PROBLEM REQUIREMENTS:
Using the records that follow, copy every line containing the word "mohiuddin".
● ● ● ●
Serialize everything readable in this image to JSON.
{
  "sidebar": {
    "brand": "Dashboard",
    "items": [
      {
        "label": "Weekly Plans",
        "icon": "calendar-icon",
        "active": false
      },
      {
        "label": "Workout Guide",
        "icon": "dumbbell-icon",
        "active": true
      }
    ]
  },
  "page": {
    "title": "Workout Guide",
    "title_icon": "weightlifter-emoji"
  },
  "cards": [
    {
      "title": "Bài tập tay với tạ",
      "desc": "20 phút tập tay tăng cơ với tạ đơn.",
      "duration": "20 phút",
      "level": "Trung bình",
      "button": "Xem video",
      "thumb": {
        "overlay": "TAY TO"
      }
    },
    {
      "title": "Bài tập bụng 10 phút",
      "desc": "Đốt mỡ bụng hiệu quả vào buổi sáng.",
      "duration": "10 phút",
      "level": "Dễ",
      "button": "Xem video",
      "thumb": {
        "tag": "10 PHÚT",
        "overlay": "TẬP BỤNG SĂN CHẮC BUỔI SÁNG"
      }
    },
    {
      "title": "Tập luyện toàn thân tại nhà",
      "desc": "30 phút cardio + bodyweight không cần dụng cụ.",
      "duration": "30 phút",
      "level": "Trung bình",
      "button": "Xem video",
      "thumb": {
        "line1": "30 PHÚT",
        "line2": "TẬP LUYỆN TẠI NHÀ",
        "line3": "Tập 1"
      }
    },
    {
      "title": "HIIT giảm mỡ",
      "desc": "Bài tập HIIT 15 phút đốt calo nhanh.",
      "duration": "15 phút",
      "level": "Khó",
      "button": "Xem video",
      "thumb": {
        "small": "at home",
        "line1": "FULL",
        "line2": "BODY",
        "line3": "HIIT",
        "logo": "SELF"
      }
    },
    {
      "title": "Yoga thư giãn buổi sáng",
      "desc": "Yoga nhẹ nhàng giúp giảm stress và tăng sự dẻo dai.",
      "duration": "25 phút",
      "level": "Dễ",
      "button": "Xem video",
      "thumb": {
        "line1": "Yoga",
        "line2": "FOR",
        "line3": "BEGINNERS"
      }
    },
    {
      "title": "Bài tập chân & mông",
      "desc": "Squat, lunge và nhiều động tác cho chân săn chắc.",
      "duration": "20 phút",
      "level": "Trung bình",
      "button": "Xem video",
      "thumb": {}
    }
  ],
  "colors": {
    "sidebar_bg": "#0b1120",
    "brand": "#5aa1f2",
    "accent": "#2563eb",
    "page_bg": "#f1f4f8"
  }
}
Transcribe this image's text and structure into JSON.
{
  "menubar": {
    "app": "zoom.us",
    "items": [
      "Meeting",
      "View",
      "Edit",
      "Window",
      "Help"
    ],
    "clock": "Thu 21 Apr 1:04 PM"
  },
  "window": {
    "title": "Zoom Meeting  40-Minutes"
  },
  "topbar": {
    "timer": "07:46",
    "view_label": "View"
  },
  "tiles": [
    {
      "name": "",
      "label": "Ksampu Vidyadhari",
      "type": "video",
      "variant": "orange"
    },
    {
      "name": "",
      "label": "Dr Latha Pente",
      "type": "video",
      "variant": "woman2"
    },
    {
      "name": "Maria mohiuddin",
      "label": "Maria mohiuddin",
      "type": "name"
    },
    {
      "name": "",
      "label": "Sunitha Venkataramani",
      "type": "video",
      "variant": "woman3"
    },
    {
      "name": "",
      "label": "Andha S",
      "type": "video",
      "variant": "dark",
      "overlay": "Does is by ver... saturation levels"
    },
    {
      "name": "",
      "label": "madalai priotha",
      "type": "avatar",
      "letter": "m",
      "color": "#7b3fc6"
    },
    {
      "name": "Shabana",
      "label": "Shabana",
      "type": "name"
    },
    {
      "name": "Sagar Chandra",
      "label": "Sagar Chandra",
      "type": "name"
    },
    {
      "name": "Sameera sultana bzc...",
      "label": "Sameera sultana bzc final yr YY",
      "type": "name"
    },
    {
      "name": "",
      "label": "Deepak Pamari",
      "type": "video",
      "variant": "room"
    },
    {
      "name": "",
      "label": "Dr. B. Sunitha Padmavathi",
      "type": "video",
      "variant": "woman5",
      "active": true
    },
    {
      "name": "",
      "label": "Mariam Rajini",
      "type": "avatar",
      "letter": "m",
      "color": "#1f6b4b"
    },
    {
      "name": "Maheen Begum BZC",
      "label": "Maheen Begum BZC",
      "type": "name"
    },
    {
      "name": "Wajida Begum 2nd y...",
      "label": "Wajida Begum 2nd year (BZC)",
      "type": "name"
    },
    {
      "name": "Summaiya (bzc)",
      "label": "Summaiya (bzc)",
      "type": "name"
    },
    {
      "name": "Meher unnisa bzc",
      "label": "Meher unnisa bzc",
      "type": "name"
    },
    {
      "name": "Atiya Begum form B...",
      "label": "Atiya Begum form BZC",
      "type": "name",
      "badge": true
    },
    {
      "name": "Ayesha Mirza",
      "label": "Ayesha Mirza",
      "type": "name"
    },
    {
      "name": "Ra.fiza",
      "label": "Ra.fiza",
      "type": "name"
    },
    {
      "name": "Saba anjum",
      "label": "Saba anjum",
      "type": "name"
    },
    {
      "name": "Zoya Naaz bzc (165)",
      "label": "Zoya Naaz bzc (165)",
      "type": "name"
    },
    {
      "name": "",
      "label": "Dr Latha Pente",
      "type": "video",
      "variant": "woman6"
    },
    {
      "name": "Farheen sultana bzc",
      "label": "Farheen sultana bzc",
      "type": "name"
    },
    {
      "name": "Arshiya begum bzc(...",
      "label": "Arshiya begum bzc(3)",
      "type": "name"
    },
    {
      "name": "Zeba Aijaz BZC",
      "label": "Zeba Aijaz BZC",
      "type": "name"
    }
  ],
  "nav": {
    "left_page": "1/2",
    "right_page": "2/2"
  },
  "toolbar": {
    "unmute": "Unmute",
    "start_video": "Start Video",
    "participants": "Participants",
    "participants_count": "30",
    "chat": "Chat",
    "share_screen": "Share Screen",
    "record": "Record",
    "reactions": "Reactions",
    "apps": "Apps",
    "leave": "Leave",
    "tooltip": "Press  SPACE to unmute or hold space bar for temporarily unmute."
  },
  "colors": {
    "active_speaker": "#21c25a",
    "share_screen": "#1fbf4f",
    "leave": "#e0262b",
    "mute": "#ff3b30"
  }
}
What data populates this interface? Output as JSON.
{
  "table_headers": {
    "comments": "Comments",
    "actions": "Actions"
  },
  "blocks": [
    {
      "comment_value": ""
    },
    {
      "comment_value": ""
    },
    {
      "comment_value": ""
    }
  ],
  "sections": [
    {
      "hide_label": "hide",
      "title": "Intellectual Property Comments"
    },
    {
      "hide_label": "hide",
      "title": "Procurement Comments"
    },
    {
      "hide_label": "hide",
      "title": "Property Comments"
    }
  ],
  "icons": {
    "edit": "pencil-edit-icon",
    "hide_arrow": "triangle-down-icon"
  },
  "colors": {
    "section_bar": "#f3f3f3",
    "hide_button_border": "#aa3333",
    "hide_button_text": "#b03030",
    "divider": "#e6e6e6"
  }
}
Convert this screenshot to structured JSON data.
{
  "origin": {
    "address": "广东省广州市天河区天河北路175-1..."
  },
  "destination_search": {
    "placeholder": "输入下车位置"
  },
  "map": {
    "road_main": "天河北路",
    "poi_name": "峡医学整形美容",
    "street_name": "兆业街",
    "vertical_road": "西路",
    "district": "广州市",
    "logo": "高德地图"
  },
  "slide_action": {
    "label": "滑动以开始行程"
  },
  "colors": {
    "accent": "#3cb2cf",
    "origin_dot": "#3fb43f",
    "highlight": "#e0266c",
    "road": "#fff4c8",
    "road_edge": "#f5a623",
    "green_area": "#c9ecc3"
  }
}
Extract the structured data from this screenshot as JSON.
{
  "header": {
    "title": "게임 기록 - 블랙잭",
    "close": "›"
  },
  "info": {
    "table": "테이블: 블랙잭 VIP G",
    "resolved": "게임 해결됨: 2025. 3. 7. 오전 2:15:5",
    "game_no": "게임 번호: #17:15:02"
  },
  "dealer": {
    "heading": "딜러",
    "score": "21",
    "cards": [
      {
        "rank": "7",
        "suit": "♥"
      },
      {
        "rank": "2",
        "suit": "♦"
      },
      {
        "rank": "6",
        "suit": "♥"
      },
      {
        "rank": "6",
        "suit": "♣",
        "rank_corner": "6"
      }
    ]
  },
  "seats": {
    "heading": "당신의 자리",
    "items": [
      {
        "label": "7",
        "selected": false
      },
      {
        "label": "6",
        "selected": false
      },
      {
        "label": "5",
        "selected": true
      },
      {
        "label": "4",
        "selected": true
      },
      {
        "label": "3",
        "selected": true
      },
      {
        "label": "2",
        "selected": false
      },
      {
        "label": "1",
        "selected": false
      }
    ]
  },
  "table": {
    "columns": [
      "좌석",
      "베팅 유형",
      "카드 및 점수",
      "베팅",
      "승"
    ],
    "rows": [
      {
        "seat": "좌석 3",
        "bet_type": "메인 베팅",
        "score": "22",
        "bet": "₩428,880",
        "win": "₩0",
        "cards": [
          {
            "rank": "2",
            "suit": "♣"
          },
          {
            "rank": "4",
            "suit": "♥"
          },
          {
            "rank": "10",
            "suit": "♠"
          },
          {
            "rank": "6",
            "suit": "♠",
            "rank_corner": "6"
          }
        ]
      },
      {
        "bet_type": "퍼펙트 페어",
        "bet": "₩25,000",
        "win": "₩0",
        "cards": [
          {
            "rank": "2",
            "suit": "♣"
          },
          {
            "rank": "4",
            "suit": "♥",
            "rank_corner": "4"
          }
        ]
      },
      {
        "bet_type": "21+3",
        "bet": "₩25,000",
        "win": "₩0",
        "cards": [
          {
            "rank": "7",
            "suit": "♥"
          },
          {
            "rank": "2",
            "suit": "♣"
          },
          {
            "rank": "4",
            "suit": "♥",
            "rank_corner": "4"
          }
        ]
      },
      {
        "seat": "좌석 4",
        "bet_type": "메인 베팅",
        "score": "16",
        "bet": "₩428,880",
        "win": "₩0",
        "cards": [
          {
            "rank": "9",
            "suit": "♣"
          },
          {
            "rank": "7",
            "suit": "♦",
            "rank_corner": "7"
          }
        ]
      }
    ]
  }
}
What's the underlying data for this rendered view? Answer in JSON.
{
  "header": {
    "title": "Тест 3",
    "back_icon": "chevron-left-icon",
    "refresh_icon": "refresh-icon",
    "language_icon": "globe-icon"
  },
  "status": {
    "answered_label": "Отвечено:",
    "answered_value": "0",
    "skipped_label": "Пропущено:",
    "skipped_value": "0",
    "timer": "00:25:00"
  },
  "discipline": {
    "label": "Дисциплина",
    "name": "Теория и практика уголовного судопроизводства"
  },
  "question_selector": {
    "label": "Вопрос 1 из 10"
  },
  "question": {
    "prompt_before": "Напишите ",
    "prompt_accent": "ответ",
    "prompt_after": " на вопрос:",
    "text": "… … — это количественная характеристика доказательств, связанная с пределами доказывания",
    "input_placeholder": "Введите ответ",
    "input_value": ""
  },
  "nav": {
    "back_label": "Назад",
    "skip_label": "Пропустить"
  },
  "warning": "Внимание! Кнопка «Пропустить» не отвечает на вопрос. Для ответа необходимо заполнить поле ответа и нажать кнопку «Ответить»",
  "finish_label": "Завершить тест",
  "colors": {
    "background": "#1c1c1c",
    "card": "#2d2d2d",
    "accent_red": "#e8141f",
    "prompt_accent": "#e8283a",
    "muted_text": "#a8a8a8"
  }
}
● ● ● ●
OUTPUT:
      "name": "Maria mohiuddin",
      "label": "Maria mohiuddin",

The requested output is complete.